▶ _WHAT NEEDS TO BE DONE_
Print the listing that follows, character for character.

▶ _RECORDS SUPPLIED_
--------------------------------

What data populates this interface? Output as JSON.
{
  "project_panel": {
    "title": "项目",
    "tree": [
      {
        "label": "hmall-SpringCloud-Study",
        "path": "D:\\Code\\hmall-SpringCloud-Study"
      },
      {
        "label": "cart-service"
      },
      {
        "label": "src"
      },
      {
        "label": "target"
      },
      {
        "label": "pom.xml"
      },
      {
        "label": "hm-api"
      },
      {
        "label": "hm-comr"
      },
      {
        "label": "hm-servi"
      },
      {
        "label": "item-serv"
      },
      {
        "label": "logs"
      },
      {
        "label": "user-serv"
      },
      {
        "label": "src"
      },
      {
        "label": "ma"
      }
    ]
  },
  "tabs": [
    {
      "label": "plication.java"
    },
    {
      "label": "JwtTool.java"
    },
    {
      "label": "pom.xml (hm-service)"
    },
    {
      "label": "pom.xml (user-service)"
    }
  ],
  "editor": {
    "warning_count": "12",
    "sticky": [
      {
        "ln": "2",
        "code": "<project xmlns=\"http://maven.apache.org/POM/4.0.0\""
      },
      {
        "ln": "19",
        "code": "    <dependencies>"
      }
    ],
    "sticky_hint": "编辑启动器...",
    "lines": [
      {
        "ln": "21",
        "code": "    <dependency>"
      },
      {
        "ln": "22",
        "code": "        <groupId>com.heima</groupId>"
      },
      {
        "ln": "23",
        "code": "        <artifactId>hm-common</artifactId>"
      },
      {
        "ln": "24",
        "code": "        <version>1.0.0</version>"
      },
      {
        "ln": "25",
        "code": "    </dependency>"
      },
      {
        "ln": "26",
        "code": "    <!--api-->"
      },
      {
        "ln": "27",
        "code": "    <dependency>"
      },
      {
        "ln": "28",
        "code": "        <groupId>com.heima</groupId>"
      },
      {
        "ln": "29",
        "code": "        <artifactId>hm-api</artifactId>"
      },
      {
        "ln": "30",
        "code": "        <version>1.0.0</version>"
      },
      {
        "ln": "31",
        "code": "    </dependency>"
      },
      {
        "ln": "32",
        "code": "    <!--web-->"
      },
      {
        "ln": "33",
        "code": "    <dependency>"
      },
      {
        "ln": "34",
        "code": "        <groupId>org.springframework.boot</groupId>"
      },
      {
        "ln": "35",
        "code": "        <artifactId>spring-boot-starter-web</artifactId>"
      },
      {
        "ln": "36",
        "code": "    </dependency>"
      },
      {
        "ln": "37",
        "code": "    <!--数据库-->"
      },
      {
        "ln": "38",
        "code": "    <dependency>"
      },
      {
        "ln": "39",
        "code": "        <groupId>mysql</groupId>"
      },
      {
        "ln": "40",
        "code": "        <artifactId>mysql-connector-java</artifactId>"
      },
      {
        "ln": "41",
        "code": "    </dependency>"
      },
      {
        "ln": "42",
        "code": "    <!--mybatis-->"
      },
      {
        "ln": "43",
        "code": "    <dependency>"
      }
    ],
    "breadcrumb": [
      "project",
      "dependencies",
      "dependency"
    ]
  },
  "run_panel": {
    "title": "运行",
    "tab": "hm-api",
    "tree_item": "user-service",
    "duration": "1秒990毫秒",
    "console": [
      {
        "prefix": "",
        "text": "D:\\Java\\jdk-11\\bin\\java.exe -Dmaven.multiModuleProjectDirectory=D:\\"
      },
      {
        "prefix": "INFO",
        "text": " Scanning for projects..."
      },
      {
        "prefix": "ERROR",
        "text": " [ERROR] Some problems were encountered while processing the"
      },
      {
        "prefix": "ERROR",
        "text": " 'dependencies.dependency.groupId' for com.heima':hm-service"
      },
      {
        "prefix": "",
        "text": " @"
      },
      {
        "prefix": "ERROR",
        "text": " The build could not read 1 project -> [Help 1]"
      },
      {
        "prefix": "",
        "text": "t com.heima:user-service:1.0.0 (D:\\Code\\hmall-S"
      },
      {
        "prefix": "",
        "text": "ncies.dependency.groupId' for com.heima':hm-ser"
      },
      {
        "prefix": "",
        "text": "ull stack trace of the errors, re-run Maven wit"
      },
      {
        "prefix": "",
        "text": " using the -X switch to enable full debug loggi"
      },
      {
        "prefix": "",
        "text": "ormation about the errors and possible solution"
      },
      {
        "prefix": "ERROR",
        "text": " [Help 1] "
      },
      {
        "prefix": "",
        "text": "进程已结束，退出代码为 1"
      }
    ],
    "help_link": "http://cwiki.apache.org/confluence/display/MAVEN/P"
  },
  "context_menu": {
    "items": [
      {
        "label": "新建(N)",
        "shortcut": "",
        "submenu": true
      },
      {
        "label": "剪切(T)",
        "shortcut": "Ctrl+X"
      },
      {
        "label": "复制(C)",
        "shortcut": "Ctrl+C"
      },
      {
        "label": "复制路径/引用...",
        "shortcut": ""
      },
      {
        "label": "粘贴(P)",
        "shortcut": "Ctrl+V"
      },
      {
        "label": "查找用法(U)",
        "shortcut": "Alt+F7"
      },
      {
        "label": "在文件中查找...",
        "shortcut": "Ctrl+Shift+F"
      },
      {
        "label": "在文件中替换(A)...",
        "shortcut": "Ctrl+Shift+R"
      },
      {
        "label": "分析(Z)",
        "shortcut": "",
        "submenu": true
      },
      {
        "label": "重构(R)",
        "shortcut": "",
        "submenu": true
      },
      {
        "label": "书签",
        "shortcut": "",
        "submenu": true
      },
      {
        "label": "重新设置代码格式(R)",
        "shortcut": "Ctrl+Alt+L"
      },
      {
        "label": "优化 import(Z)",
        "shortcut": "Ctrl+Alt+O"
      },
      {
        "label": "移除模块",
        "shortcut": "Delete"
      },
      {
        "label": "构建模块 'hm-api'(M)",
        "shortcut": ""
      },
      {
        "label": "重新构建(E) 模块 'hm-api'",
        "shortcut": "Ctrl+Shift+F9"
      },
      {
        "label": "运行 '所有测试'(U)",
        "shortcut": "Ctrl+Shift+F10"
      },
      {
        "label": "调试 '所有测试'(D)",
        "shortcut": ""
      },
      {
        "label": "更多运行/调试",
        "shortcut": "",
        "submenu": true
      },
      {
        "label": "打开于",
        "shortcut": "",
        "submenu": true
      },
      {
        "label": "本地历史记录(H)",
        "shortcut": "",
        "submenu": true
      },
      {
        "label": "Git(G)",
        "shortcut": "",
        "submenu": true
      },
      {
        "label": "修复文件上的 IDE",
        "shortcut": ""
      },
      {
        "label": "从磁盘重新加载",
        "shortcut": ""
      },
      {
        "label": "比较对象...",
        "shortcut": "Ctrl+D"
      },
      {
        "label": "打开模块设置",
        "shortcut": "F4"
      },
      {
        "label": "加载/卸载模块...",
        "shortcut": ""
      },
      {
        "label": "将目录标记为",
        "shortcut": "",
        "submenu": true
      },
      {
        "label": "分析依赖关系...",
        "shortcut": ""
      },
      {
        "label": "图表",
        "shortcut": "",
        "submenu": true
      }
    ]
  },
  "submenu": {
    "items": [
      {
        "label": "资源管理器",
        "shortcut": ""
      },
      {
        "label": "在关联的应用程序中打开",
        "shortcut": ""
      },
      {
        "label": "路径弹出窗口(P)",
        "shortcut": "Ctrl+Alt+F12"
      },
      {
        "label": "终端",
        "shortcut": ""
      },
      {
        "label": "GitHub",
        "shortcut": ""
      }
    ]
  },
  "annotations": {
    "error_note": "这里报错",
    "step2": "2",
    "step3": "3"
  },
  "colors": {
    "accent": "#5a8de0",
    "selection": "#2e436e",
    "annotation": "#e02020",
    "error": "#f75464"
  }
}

--------------------------------

▶ _TASK OUTPUT_
What data populates this interface? Output as JSON.
{
  "project_panel": {
    "title": "项目",
    "tree": [
      {
        "label": "hmall-SpringCloud-Study",
        "path": "D:\\Code\\hmall-SpringCloud-Study"
      },
      {
        "label": "cart-service"
      },
      {
        "label": "src"
      },
      {
        "label": "target"
      },
      {
        "label": "pom.xml"
      },
      {
        "label": "hm-api"
      },
      {
        "label": "hm-comr"
      },
      {
        "label": "hm-servi"
      },
      {
        "label": "item-serv"
      },
      {
        "label": "logs"
      },
      {
        "label": "user-serv"
      },
      {
        "label": "src"
      },
      {
        "label": "ma"
      }
    ]
  },
  "tabs": [
    {
      "label": "plication.java"
    },
    {
      "label": "JwtTool.java"
    },
    {
      "label": "pom.xml (hm-service)"
    },
    {
      "label": "pom.xml (user-service)"
    }
  ],
  "editor": {
    "warning_count": "12",
    "sticky": [
      {
        "ln": "2",
        "code": "<project xmlns=\"http://maven.apache.org/POM/4.0.0\""
      },
      {
        "ln": "19",
        "code": "    <dependencies>"
      }
    ],
    "sticky_hint": "编辑启动器...",
    "lines": [
      {
        "ln": "21",
        "code": "    <dependency>"
      },
      {
        "ln": "22",
        "code": "        <groupId>com.heima</groupId>"
      },
      {
        "ln": "23",
        "code": "        <artifactId>hm-common</artifactId>"
      },
      {
        "ln": "24",
        "code": "        <version>1.0.0</version>"
      },
      {
        "ln": "25",
        "code": "    </dependency>"
      },
      {
        "ln": "26",
        "code": "    <!--api-->"
      },
      {
        "ln": "27",
        "code": "    <dependency>"
      },
      {
        "ln": "28",
        "code": "        <groupId>com.heima</groupId>"
      },
      {
        "ln": "29",
        "code": "        <artifactId>hm-api</artifactId>"
      },
      {
        "ln": "30",
        "code": "        <version>1.0.0</version>"
      },
      {
        "ln": "31",
        "code": "    </dependency>"
      },
      {
        "ln": "32",
        "code": "    <!--web-->"
      },
      {
        "ln": "33",
        "code": "    <dependency>"
      },
      {
        "ln": "34",
        "code": "        <groupId>org.springframework.boot</groupId>"
      },
      {
        "ln": "35",
        "code": "        <artifactId>spring-boot-starter-web</artifactId>"
      },
      {
        "ln": "36",
        "code": "    </dependency>"
      },
      {
        "ln": "37",
        "code": "    <!--数据库-->"
      },
      {
        "ln": "38",
        "code": "    <dependency>"
      },
      {
        "ln": "39",
        "code": "        <groupId>mysql</groupId>"
      },
      {
        "ln": "40",
        "code": "        <artifactId>mysql-connector-java</artifactId>"
      },
      {
        "ln": "41",
        "code": "    </dependency>"
      },
      {
        "ln": "42",
        "code": "    <!--mybatis-->"
      },
      {
        "ln": "43",
        "code": "    <dependency>"
      }
    ],
    "breadcrumb": [
      "project",
      "dependencies",
      "dependency"
    ]
  },
  "run_panel": {
    "title": "运行",
    "tab": "hm-api",
    "tree_item": "user-service",
    "duration": "1秒990毫秒",
    "console": [
      {
        "prefix": "",
        "text": "D:\\Java\\jdk-11\\bin\\java.exe -Dmaven.multiModuleProjectDirectory=D:\\"
      },
      {
        "prefix": "INFO",
        "text": " Scanning for projects..."
      },
      {
        "prefix": "ERROR",
        "text": " [ERROR] Some problems were encountered while processing the"
      },
      {
        "prefix": "ERROR",
        "text": " 'dependencies.dependency.groupId' for com.heima':hm-service"
      },
      {
        "prefix": "",
        "text": " @"
      },
      {
        "prefix": "ERROR",
        "text": " The build could not read 1 project -> [Help 1]"
      },
      {
        "prefix": "",
        "text": "t com.heima:user-service:1.0.0 (D:\\Code\\hmall-S"
      },
      {
        "prefix": "",
        "text": "ncies.dependency.groupId' for com.heima':hm-ser"
      },
      {
        "prefix": "",
        "text": "ull stack trace of the errors, re-run Maven wit"
      },
      {
        "prefix": "",
        "text": " using the -X switch to enable full debug loggi"
      },
      {
        "prefix": "",
        "text": "ormation about the errors and possible solution"
      },
      {
        "prefix": "ERROR",
        "text": " [Help 1] "
      },
      {
        "prefix": "",
        "text": "进程已结束，退出代码为 1"
      }
    ],
    "help_link": "http://cwiki.apache.org/confluence/display/MAVEN/P"
  },
  "context_menu": {
    "items": [
      {
        "label": "新建(N)",
        "shortcut": "",
        "submenu": true
      },
      {
        "label": "剪切(T)",
        "shortcut": "Ctrl+X"
      },
      {
        "label": "复制(C)",
        "shortcut": "Ctrl+C"
      },
      {
        "label": "复制路径/引用...",
        "shortcut": ""
      },
      {
        "label": "粘贴(P)",
        "shortcut": "Ctrl+V"
      },
      {
        "label": "查找用法(U)",
        "shortcut": "Alt+F7"
      },
      {
        "label": "在文件中查找...",
        "shortcut": "Ctrl+Shift+F"
      },
      {
        "label": "在文件中替换(A)...",
        "shortcut": "Ctrl+Shift+R"
      },
      {
        "label": "分析(Z)",
        "shortcut": "",
        "submenu": true
      },
      {
        "label": "重构(R)",
        "shortcut": "",
        "submenu": true
      },
      {
        "label": "书签",
        "shortcut": "",
        "submenu": true
      },
      {
        "label": "重新设置代码格式(R)",
        "shortcut": "Ctrl+Alt+L"
      },
      {
        "label": "优化 import(Z)",
        "shortcut": "Ctrl+Alt+O"
      },
      {
        "label": "移除模块",
        "shortcut": "Delete"
      },
      {
        "label": "构建模块 'hm-api'(M)",
        "shortcut": ""
      },
      {
        "label": "重新构建(E) 模块 'hm-api'",
        "shortcut": "Ctrl+Shift+F9"
      },
      {
        "label": "运行 '所有测试'(U)",
        "shortcut": "Ctrl+Shift+F10"
      },
      {
        "label": "调试 '所有测试'(D)",
        "shortcut": ""
      },
      {
        "label": "更多运行/调试",
        "shortcut": "",
        "submenu": true
      },
      {
        "label": "打开于",
        "shortcut": "",
        "submenu": true
      },
      {
        "label": "本地历史记录(H)",
        "shortcut": "",
        "submenu": true
      },
      {
        "label": "Git(G)",
        "shortcut": "",
        "submenu": true
      },
      {
        "label": "修复文件上的 IDE",
        "shortcut": ""
      },
      {
        "label": "从磁盘重新加载",
        "shortcut": ""
      },
      {
        "label": "比较对象...",
        "shortcut": "Ctrl+D"
      },
      {
        "label": "打开模块设置",
        "shortcut": "F4"
      },
      {
        "label": "加载/卸载模块...",
        "shortcut": ""
      },
      {
        "label": "将目录标记为",
        "shortcut": "",
        "submenu": true
      },
      {
        "label": "分析依赖关系...",
        "shortcut": ""
      },
      {
        "label": "图表",
        "shortcut": "",
        "submenu": true
      }
    ]
  },
  "submenu": {
    "items": [
      {
        "label": "资源管理器",
        "shortcut": ""
      },
      {
        "label": "在关联的应用程序中打开",
        "shortcut": ""
      },
      {
        "label": "路径弹出窗口(P)",
        "shortcut": "Ctrl+Alt+F12"
      },
      {
        "label": "终端",
        "shortcut": ""
      },
      {
        "label": "GitHub",
        "shortcut": ""
      }
    ]
  },
  "annotations": {
    "error_note": "这里报错",
    "step2": "2",
    "step3": "3"
  },
  "colors": {
    "accent": "#5a8de0",
    "selection": "#2e436e",
    "annotation": "#e02020",
    "error": "#f75464"
  }
}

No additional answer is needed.